**What you are asked to do:** Copy every line that contains the string "panel" from the entries below.

•••

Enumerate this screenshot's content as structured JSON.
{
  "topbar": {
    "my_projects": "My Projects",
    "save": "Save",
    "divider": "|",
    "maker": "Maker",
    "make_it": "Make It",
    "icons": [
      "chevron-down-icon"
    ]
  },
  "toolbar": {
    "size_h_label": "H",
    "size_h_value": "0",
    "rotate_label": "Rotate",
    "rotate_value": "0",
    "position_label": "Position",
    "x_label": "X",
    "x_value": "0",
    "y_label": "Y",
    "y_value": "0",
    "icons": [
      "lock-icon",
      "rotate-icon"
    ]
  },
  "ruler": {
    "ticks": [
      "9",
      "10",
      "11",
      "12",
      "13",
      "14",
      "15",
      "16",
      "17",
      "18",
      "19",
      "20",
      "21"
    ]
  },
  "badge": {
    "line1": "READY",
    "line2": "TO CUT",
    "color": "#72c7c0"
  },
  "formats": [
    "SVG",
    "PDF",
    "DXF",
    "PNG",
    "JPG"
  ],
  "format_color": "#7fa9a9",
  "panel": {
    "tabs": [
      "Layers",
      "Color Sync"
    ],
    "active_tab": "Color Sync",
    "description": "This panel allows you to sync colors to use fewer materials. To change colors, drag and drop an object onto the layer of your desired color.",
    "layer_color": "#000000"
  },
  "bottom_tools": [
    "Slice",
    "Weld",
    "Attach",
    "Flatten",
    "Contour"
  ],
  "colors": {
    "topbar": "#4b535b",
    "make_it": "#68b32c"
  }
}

•••

**Task solution:**
  "panel": {
    "description": "This panel allows you to sync colors to use fewer materials. To change colors, drag and drop an object onto the layer of your desired color.",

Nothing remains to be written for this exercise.